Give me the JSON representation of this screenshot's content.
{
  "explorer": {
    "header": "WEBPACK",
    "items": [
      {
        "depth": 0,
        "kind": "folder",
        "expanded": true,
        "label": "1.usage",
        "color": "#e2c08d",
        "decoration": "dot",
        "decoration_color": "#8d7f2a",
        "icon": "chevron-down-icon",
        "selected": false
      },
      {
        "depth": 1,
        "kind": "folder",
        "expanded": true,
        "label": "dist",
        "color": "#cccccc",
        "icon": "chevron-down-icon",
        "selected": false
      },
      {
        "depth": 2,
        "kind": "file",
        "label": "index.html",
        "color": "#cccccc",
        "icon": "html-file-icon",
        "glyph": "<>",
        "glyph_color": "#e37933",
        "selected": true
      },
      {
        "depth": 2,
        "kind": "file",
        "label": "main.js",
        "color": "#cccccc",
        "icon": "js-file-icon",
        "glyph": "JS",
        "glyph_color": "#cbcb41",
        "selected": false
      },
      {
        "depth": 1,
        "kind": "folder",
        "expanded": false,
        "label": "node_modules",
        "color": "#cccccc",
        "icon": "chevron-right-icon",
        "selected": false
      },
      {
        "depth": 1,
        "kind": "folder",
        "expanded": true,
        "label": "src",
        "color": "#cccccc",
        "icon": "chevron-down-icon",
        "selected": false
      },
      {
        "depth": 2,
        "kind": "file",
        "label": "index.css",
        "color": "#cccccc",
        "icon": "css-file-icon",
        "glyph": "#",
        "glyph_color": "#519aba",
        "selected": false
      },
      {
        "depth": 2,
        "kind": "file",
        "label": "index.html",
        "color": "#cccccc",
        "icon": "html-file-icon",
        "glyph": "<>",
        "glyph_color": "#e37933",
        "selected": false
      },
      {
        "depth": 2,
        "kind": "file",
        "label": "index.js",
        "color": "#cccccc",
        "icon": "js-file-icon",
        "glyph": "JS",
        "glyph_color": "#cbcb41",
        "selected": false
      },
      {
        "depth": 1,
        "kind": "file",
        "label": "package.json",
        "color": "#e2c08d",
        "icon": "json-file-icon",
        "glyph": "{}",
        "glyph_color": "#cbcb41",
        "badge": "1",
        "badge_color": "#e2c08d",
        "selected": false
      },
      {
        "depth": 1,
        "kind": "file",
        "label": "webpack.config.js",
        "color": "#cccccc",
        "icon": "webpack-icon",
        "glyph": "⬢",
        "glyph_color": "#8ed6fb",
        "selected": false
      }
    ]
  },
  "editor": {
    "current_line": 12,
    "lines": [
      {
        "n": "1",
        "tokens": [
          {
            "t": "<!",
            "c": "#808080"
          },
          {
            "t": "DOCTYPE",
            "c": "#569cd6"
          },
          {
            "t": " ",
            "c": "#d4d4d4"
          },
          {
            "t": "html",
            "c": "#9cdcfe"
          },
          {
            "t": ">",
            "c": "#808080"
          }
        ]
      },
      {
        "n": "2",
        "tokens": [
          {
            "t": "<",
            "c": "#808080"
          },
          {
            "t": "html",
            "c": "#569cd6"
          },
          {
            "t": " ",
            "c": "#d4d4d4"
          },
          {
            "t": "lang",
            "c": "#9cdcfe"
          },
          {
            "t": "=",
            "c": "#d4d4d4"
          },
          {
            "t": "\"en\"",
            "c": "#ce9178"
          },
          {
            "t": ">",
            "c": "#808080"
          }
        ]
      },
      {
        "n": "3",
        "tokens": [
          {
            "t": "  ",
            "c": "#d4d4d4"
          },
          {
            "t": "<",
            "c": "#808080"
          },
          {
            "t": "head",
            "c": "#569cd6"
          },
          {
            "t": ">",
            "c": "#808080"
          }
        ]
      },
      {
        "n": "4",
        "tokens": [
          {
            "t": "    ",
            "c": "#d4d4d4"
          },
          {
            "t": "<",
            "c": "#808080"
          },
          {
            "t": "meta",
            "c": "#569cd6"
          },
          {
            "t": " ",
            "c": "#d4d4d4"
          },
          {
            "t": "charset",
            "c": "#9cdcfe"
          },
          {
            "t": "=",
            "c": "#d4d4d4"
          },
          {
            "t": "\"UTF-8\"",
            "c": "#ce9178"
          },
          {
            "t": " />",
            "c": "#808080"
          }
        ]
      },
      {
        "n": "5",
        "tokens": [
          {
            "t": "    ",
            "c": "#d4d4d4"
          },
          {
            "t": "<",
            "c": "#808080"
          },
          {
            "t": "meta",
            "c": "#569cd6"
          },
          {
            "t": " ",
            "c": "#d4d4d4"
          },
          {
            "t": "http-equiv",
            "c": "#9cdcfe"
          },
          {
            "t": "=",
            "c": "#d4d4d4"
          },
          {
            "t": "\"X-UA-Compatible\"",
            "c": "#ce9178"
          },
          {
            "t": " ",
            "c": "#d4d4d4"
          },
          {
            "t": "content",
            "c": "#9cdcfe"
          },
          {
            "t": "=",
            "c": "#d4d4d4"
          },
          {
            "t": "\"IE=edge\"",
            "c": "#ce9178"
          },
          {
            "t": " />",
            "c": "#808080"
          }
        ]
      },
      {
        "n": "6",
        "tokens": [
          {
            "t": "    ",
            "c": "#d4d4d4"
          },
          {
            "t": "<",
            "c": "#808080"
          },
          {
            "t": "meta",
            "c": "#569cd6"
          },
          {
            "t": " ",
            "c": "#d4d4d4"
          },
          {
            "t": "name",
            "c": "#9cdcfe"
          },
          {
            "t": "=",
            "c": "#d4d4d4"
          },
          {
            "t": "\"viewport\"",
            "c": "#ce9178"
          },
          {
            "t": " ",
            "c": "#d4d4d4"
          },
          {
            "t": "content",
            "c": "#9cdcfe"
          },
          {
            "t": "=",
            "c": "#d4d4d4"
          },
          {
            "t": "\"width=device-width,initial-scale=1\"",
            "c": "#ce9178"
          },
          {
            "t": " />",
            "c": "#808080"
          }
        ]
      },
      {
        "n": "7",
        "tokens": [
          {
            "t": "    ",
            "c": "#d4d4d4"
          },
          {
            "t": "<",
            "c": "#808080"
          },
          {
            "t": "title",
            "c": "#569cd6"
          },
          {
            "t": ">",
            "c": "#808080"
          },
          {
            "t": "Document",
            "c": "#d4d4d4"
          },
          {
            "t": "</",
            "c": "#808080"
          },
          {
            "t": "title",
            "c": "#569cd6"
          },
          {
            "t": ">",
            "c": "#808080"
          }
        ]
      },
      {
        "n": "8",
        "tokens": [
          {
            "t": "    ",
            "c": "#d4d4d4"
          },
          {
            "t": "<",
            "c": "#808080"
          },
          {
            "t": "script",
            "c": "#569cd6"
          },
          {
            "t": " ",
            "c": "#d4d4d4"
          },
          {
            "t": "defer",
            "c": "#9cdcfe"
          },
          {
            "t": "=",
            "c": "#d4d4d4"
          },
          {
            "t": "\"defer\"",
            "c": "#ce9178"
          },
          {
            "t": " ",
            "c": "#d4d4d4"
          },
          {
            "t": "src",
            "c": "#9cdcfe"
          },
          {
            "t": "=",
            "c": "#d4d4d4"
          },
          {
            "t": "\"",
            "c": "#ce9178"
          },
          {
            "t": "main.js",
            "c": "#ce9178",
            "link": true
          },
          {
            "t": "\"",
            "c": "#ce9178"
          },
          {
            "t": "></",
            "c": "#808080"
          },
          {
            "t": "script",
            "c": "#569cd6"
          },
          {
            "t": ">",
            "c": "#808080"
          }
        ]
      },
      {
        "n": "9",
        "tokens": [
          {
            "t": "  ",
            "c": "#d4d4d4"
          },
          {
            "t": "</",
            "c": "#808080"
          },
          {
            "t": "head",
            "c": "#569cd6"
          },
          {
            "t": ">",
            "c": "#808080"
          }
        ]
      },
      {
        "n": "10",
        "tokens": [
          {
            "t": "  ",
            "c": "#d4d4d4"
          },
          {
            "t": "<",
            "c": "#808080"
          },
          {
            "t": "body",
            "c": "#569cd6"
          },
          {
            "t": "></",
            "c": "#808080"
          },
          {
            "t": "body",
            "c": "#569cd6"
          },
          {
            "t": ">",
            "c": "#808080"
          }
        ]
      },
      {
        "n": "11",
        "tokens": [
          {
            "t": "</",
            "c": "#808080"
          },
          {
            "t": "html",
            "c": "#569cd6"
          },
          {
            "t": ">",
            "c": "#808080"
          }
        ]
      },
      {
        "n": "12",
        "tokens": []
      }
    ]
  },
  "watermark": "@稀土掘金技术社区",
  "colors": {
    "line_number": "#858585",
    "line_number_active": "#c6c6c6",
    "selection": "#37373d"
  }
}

*Directive:* Report how many lines of the records above contain the word "label", giving only the number.

*Result of this task:* 11